>> Start Task material

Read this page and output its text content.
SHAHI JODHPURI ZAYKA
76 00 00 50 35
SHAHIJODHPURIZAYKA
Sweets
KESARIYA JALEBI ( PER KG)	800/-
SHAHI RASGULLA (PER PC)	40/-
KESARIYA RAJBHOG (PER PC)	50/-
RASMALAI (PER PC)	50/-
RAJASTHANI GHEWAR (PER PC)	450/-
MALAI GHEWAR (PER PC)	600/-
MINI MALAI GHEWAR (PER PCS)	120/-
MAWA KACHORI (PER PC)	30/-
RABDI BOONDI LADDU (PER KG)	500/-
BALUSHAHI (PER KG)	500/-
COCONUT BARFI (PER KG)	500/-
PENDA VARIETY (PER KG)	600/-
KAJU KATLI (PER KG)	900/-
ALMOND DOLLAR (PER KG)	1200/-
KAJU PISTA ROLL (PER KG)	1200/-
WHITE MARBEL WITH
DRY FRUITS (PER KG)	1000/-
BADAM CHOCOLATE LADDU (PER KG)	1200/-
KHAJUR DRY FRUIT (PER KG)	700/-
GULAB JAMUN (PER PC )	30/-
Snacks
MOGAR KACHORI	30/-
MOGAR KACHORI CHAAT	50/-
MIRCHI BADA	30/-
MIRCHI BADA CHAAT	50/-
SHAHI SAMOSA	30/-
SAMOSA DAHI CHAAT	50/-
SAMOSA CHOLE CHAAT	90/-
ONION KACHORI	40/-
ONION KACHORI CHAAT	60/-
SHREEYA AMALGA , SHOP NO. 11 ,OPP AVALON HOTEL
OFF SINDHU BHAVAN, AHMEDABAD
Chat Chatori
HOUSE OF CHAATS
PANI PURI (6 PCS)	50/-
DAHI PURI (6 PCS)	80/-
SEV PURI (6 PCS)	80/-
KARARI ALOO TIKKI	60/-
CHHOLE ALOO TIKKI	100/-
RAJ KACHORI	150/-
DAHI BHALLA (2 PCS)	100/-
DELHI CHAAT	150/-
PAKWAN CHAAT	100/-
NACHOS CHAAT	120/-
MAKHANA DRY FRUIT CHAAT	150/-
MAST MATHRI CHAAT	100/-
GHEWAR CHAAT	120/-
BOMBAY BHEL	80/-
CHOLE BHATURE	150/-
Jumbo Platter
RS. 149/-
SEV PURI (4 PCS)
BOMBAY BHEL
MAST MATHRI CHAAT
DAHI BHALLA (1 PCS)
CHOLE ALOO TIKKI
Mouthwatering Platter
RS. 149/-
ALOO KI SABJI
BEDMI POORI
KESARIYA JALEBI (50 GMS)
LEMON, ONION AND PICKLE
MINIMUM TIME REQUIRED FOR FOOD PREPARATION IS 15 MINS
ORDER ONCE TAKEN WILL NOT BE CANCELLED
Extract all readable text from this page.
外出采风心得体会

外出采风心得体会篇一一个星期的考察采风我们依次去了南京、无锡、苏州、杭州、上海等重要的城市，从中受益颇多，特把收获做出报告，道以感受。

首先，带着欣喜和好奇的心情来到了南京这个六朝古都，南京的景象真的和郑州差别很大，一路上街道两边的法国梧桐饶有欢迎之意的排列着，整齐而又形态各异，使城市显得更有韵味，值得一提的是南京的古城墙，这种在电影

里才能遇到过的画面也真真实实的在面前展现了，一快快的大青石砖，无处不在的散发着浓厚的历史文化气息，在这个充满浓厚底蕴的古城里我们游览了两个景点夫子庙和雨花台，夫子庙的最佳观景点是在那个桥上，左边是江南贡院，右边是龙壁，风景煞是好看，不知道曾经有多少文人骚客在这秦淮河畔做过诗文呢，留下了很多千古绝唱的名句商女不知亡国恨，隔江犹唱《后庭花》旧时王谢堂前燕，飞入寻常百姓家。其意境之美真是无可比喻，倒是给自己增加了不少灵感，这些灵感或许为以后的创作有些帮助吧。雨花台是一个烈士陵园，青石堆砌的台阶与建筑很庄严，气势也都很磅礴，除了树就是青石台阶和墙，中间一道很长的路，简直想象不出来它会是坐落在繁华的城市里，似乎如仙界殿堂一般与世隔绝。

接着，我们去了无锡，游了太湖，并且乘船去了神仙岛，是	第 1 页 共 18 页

>> End Task material

Copy out every line where the word "KAJU" occurs.

KAJU KATLI (PER KG)	900/-
KAJU PISTA ROLL (PER KG)	1200/-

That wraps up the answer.